[START Excerpted records]
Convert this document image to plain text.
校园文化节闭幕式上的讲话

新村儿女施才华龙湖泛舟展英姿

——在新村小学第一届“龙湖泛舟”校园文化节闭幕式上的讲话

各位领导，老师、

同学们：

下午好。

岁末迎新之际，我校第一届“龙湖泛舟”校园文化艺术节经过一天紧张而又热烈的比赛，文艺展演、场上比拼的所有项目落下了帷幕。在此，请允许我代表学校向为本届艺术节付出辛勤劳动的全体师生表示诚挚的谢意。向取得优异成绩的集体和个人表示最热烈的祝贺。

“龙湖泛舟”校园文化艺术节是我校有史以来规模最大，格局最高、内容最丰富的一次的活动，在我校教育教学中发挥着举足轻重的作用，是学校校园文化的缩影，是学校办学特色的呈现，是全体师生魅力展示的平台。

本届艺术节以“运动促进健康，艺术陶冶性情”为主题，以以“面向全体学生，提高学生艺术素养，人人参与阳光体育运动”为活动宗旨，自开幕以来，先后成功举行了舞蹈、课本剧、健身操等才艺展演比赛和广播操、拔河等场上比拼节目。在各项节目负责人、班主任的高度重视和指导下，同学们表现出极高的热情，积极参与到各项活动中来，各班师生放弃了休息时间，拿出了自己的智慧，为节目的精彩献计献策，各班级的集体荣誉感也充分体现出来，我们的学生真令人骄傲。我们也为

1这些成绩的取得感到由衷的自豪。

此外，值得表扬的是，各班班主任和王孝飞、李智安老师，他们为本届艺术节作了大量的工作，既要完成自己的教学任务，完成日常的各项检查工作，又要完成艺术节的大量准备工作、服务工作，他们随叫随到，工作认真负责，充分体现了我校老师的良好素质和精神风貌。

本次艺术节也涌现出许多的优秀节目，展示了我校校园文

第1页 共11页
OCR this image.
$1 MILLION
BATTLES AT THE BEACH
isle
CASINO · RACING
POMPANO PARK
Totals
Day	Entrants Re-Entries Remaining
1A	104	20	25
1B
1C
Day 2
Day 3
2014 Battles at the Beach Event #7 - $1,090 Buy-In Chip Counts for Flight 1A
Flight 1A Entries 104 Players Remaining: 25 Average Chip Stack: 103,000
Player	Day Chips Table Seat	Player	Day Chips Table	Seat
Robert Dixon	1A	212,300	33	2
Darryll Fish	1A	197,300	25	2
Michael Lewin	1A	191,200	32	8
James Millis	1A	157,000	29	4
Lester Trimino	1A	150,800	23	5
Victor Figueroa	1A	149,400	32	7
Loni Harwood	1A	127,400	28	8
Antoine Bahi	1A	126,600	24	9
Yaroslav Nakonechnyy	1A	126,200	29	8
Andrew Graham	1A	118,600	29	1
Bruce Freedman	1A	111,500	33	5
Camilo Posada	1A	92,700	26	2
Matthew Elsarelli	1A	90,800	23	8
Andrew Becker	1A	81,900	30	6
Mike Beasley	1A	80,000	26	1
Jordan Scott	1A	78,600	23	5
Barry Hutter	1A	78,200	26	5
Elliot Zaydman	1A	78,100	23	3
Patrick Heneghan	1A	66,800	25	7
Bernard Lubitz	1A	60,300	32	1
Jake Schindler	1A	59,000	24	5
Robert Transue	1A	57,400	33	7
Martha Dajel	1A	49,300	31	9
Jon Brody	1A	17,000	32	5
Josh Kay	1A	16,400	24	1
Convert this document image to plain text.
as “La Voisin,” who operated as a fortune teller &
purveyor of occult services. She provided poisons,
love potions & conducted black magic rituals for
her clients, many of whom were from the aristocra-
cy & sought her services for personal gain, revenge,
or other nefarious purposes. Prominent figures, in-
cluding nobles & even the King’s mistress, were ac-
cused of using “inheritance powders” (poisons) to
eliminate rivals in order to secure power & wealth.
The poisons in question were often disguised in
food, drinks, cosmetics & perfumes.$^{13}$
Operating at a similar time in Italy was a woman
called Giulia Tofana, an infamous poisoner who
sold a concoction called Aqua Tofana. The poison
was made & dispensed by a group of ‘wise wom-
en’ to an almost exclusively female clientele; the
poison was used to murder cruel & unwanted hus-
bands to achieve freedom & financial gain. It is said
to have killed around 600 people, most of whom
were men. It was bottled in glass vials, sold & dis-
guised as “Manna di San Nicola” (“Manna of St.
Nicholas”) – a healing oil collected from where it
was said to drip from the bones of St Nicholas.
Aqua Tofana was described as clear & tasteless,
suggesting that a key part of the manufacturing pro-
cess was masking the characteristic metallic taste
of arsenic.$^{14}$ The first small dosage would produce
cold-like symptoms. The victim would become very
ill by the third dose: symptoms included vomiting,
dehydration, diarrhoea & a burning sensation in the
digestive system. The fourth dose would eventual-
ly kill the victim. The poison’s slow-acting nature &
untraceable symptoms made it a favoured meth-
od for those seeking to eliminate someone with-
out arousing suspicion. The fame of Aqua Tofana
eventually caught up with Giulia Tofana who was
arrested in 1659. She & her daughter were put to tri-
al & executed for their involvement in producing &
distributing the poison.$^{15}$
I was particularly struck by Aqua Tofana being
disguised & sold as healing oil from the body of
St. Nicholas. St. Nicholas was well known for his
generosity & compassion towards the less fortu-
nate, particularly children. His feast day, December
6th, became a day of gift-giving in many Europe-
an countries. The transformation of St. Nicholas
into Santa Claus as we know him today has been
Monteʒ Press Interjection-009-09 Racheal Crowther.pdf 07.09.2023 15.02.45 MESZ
[END Excerpted records]
• Work to be completed: Restate the whole listing exactly, leaving out nothing.

• Expected answer:
Convert this document image to plain text.
校园文化节闭幕式上的讲话

新村儿女施才华龙湖泛舟展英姿

——在新村小学第一届“龙湖泛舟”校园文化节闭幕式上的讲话

各位领导，老师、

同学们：

下午好。

岁末迎新之际，我校第一届“龙湖泛舟”校园文化艺术节经过一天紧张而又热烈的比赛，文艺展演、场上比拼的所有项目落下了帷幕。在此，请允许我代表学校向为本届艺术节付出辛勤劳动的全体师生表示诚挚的谢意。向取得优异成绩的集体和个人表示最热烈的祝贺。

“龙湖泛舟”校园文化艺术节是我校有史以来规模最大，格局最高、内容最丰富的一次的活动，在我校教育教学中发挥着举足轻重的作用，是学校校园文化的缩影，是学校办学特色的呈现，是全体师生魅力展示的平台。

本届艺术节以“运动促进健康，艺术陶冶性情”为主题，以以“面向全体学生，提高学生艺术素养，人人参与阳光体育运动”为活动宗旨，自开幕以来，先后成功举行了舞蹈、课本剧、健身操等才艺展演比赛和广播操、拔河等场上比拼节目。在各项节目负责人、班主任的高度重视和指导下，同学们表现出极高的热情，积极参与到各项活动中来，各班师生放弃了休息时间，拿出了自己的智慧，为节目的精彩献计献策，各班级的集体荣誉感也充分体现出来，我们的学生真令人骄傲。我们也为

1这些成绩的取得感到由衷的自豪。

此外，值得表扬的是，各班班主任和王孝飞、李智安老师，他们为本届艺术节作了大量的工作，既要完成自己的教学任务，完成日常的各项检查工作，又要完成艺术节的大量准备工作、服务工作，他们随叫随到，工作认真负责，充分体现了我校老师的良好素质和精神风貌。

本次艺术节也涌现出许多的优秀节目，展示了我校校园文

第1页 共11页
OCR this image.
$1 MILLION
BATTLES AT THE BEACH
isle
CASINO · RACING
POMPANO PARK
Totals
Day	Entrants Re-Entries Remaining
1A	104	20	25
1B
1C
Day 2
Day 3
2014 Battles at the Beach Event #7 - $1,090 Buy-In Chip Counts for Flight 1A
Flight 1A Entries 104 Players Remaining: 25 Average Chip Stack: 103,000
Player	Day Chips Table Seat	Player	Day Chips Table	Seat
Robert Dixon	1A	212,300	33	2
Darryll Fish	1A	197,300	25	2
Michael Lewin	1A	191,200	32	8
James Millis	1A	157,000	29	4
Lester Trimino	1A	150,800	23	5
Victor Figueroa	1A	149,400	32	7
Loni Harwood	1A	127,400	28	8
Antoine Bahi	1A	126,600	24	9
Yaroslav Nakonechnyy	1A	126,200	29	8
Andrew Graham	1A	118,600	29	1
Bruce Freedman	1A	111,500	33	5
Camilo Posada	1A	92,700	26	2
Matthew Elsarelli	1A	90,800	23	8
Andrew Becker	1A	81,900	30	6
Mike Beasley	1A	80,000	26	1
Jordan Scott	1A	78,600	23	5
Barry Hutter	1A	78,200	26	5
Elliot Zaydman	1A	78,100	23	3
Patrick Heneghan	1A	66,800	25	7
Bernard Lubitz	1A	60,300	32	1
Jake Schindler	1A	59,000	24	5
Robert Transue	1A	57,400	33	7
Martha Dajel	1A	49,300	31	9
Jon Brody	1A	17,000	32	5
Josh Kay	1A	16,400	24	1
Convert this document image to plain text.
as “La Voisin,” who operated as a fortune teller &
purveyor of occult services. She provided poisons,
love potions & conducted black magic rituals for
her clients, many of whom were from the aristocra-
cy & sought her services for personal gain, revenge,
or other nefarious purposes. Prominent figures, in-
cluding nobles & even the King’s mistress, were ac-
cused of using “inheritance powders” (poisons) to
eliminate rivals in order to secure power & wealth.
The poisons in question were often disguised in
food, drinks, cosmetics & perfumes.$^{13}$
Operating at a similar time in Italy was a woman
called Giulia Tofana, an infamous poisoner who
sold a concoction called Aqua Tofana. The poison
was made & dispensed by a group of ‘wise wom-
en’ to an almost exclusively female clientele; the
poison was used to murder cruel & unwanted hus-
bands to achieve freedom & financial gain. It is said
to have killed around 600 people, most of whom
were men. It was bottled in glass vials, sold & dis-
guised as “Manna di San Nicola” (“Manna of St.
Nicholas”) – a healing oil collected from where it
was said to drip from the bones of St Nicholas.
Aqua Tofana was described as clear & tasteless,
suggesting that a key part of the manufacturing pro-
cess was masking the characteristic metallic taste
of arsenic.$^{14}$ The first small dosage would produce
cold-like symptoms. The victim would become very
ill by the third dose: symptoms included vomiting,
dehydration, diarrhoea & a burning sensation in the
digestive system. The fourth dose would eventual-
ly kill the victim. The poison’s slow-acting nature &
untraceable symptoms made it a favoured meth-
od for those seeking to eliminate someone with-
out arousing suspicion. The fame of Aqua Tofana
eventually caught up with Giulia Tofana who was
arrested in 1659. She & her daughter were put to tri-
al & executed for their involvement in producing &
distributing the poison.$^{15}$
I was particularly struck by Aqua Tofana being
disguised & sold as healing oil from the body of
St. Nicholas. St. Nicholas was well known for his
generosity & compassion towards the less fortu-
nate, particularly children. His feast day, December
6th, became a day of gift-giving in many Europe-
an countries. The transformation of St. Nicholas
into Santa Claus as we know him today has been
Monteʒ Press Interjection-009-09 Racheal Crowther.pdf 07.09.2023 15.02.45 MESZ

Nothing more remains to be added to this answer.